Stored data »
--------

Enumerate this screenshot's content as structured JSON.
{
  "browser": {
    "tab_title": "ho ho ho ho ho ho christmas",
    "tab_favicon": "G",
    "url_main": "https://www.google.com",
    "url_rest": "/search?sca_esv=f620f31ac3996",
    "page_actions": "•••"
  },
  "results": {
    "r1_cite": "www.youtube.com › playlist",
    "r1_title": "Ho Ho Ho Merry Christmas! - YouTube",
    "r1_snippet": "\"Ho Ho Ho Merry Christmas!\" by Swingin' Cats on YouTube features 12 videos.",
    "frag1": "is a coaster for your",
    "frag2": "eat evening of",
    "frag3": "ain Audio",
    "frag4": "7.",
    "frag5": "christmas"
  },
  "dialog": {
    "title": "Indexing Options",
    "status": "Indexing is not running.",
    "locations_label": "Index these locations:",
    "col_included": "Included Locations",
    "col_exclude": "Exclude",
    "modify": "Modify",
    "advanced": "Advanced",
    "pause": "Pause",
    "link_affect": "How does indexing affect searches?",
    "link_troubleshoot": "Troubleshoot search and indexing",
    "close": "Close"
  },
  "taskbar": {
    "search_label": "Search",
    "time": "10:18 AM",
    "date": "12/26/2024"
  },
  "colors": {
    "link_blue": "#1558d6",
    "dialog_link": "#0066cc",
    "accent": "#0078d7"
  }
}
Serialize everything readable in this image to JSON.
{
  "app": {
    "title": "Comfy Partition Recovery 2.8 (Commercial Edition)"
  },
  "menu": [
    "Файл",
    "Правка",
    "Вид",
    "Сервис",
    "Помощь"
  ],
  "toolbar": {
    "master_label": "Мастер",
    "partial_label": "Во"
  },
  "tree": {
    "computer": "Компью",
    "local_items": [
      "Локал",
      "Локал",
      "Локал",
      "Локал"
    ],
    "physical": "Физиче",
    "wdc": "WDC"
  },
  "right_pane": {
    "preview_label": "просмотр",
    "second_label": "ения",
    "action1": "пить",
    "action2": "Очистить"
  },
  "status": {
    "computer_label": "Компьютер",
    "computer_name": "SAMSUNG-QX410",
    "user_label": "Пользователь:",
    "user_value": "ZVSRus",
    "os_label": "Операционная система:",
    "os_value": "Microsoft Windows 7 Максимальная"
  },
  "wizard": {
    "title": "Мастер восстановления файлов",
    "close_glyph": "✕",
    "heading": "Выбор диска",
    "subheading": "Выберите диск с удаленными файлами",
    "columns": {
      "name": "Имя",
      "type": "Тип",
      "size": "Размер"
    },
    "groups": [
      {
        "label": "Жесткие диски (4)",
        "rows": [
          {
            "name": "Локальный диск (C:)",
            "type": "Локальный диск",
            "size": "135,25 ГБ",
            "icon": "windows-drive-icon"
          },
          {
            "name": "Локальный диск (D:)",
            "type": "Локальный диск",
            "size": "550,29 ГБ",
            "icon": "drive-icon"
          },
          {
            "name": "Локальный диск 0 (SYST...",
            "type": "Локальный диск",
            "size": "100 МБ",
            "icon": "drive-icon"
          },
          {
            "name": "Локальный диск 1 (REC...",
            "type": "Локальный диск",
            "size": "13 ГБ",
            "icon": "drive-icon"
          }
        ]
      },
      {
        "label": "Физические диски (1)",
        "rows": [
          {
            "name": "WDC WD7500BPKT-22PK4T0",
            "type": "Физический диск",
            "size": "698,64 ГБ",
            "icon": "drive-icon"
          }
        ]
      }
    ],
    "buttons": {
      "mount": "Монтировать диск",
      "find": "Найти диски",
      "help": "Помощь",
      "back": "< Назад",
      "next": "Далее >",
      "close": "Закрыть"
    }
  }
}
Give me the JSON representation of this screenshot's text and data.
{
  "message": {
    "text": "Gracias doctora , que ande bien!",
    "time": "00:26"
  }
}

--------

EXERCISE TASK »
Produce an exact copy of all the records.

REPLY »
Enumerate this screenshot's content as structured JSON.
{
  "browser": {
    "tab_title": "ho ho ho ho ho ho christmas",
    "tab_favicon": "G",
    "url_main": "https://www.google.com",
    "url_rest": "/search?sca_esv=f620f31ac3996",
    "page_actions": "•••"
  },
  "results": {
    "r1_cite": "www.youtube.com › playlist",
    "r1_title": "Ho Ho Ho Merry Christmas! - YouTube",
    "r1_snippet": "\"Ho Ho Ho Merry Christmas!\" by Swingin' Cats on YouTube features 12 videos.",
    "frag1": "is a coaster for your",
    "frag2": "eat evening of",
    "frag3": "ain Audio",
    "frag4": "7.",
    "frag5": "christmas"
  },
  "dialog": {
    "title": "Indexing Options",
    "status": "Indexing is not running.",
    "locations_label": "Index these locations:",
    "col_included": "Included Locations",
    "col_exclude": "Exclude",
    "modify": "Modify",
    "advanced": "Advanced",
    "pause": "Pause",
    "link_affect": "How does indexing affect searches?",
    "link_troubleshoot": "Troubleshoot search and indexing",
    "close": "Close"
  },
  "taskbar": {
    "search_label": "Search",
    "time": "10:18 AM",
    "date": "12/26/2024"
  },
  "colors": {
    "link_blue": "#1558d6",
    "dialog_link": "#0066cc",
    "accent": "#0078d7"
  }
}
Serialize everything readable in this image to JSON.
{
  "app": {
    "title": "Comfy Partition Recovery 2.8 (Commercial Edition)"
  },
  "menu": [
    "Файл",
    "Правка",
    "Вид",
    "Сервис",
    "Помощь"
  ],
  "toolbar": {
    "master_label": "Мастер",
    "partial_label": "Во"
  },
  "tree": {
    "computer": "Компью",
    "local_items": [
      "Локал",
      "Локал",
      "Локал",
      "Локал"
    ],
    "physical": "Физиче",
    "wdc": "WDC"
  },
  "right_pane": {
    "preview_label": "просмотр",
    "second_label": "ения",
    "action1": "пить",
    "action2": "Очистить"
  },
  "status": {
    "computer_label": "Компьютер",
    "computer_name": "SAMSUNG-QX410",
    "user_label": "Пользователь:",
    "user_value": "ZVSRus",
    "os_label": "Операционная система:",
    "os_value": "Microsoft Windows 7 Максимальная"
  },
  "wizard": {
    "title": "Мастер восстановления файлов",
    "close_glyph": "✕",
    "heading": "Выбор диска",
    "subheading": "Выберите диск с удаленными файлами",
    "columns": {
      "name": "Имя",
      "type": "Тип",
      "size": "Размер"
    },
    "groups": [
      {
        "label": "Жесткие диски (4)",
        "rows": [
          {
            "name": "Локальный диск (C:)",
            "type": "Локальный диск",
            "size": "135,25 ГБ",
            "icon": "windows-drive-icon"
          },
          {
            "name": "Локальный диск (D:)",
            "type": "Локальный диск",
            "size": "550,29 ГБ",
            "icon": "drive-icon"
          },
          {
            "name": "Локальный диск 0 (SYST...",
            "type": "Локальный диск",
            "size": "100 МБ",
            "icon": "drive-icon"
          },
          {
            "name": "Локальный диск 1 (REC...",
            "type": "Локальный диск",
            "size": "13 ГБ",
            "icon": "drive-icon"
          }
        ]
      },
      {
        "label": "Физические диски (1)",
        "rows": [
          {
            "name": "WDC WD7500BPKT-22PK4T0",
            "type": "Физический диск",
            "size": "698,64 ГБ",
            "icon": "drive-icon"
          }
        ]
      }
    ],
    "buttons": {
      "mount": "Монтировать диск",
      "find": "Найти диски",
      "help": "Помощь",
      "back": "< Назад",
      "next": "Далее >",
      "close": "Закрыть"
    }
  }
}
Give me the JSON representation of this screenshot's text and data.
{
  "message": {
    "text": "Gracias doctora , que ande bien!",
    "time": "00:26"
  }
}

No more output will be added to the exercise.